### Extracted data entries
:::::
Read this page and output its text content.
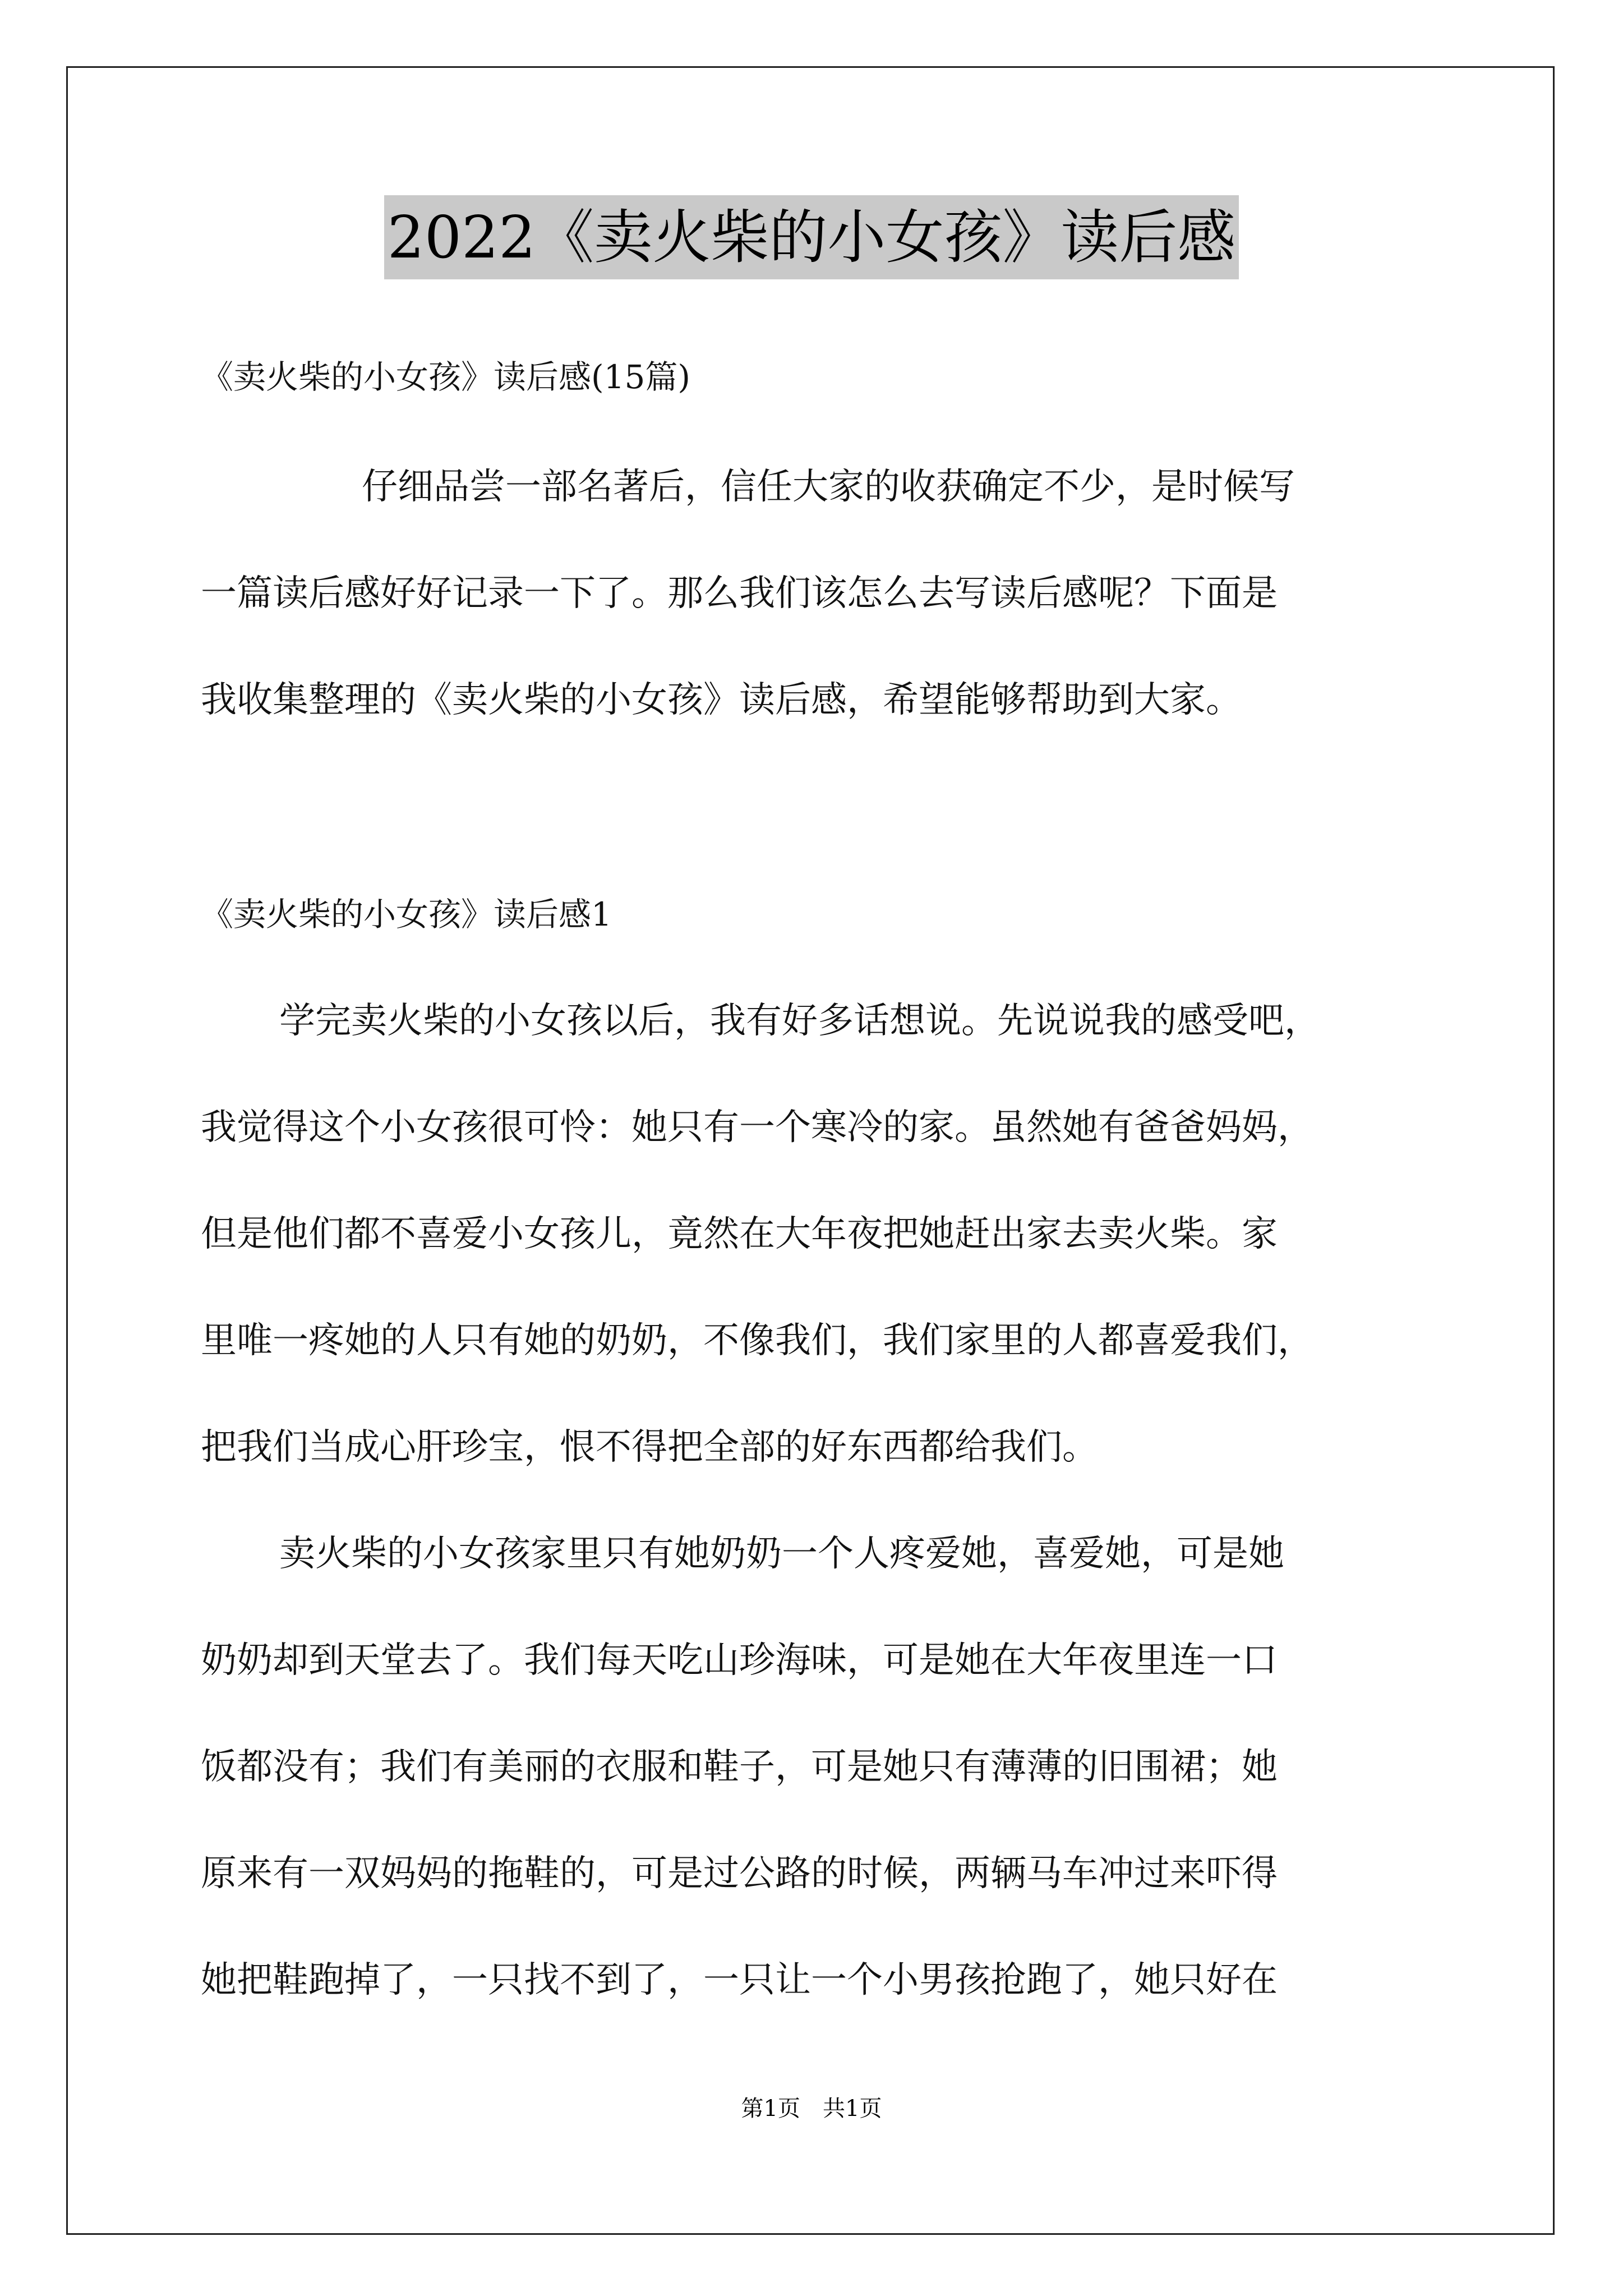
2022《卖火柴的小女孩》读后感
《卖火柴的小女孩》读后感(15篇)
仔细品尝一部名著后，信任大家的收获确定不少，是时候写
一篇读后感好好记录一下了。那么我们该怎么去写读后感呢？下面是
我收集整理的《卖火柴的小女孩》读后感，希望能够帮助到大家。
《卖火柴的小女孩》读后感1
学完卖火柴的小女孩以后，我有好多话想说。先说说我的感受吧，
我觉得这个小女孩很可怜：她只有一个寒冷的家。虽然她有爸爸妈妈，
但是他们都不喜爱小女孩儿，竟然在大年夜把她赶出家去卖火柴。家
里唯一疼她的人只有她的奶奶，不像我们，我们家里的人都喜爱我们，
把我们当成心肝珍宝，恨不得把全部的好东西都给我们。
卖火柴的小女孩家里只有她奶奶一个人疼爱她，喜爱她，可是她
奶奶却到天堂去了。我们每天吃山珍海味，可是她在大年夜里连一口
饭都没有；我们有美丽的衣服和鞋子，可是她只有薄薄的旧围裙；她
原来有一双妈妈的拖鞋的，可是过公路的时候，两辆马车冲过来吓得
她把鞋跑掉了，一只找不到了，一只让一个小男孩抢跑了，她只好在
第1页　共1页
:::::
Leave the pictures out and write out every entry exactly as given.

Read this page and output its text content.
2022《卖火柴的小女孩》读后感
《卖火柴的小女孩》读后感(15篇)
仔细品尝一部名著后，信任大家的收获确定不少，是时候写
一篇读后感好好记录一下了。那么我们该怎么去写读后感呢？下面是
我收集整理的《卖火柴的小女孩》读后感，希望能够帮助到大家。
《卖火柴的小女孩》读后感1
学完卖火柴的小女孩以后，我有好多话想说。先说说我的感受吧，
我觉得这个小女孩很可怜：她只有一个寒冷的家。虽然她有爸爸妈妈，
但是他们都不喜爱小女孩儿，竟然在大年夜把她赶出家去卖火柴。家
里唯一疼她的人只有她的奶奶，不像我们，我们家里的人都喜爱我们，
把我们当成心肝珍宝，恨不得把全部的好东西都给我们。
卖火柴的小女孩家里只有她奶奶一个人疼爱她，喜爱她，可是她
奶奶却到天堂去了。我们每天吃山珍海味，可是她在大年夜里连一口
饭都没有；我们有美丽的衣服和鞋子，可是她只有薄薄的旧围裙；她
原来有一双妈妈的拖鞋的，可是过公路的时候，两辆马车冲过来吓得
她把鞋跑掉了，一只找不到了，一只让一个小男孩抢跑了，她只好在
第1页　共1页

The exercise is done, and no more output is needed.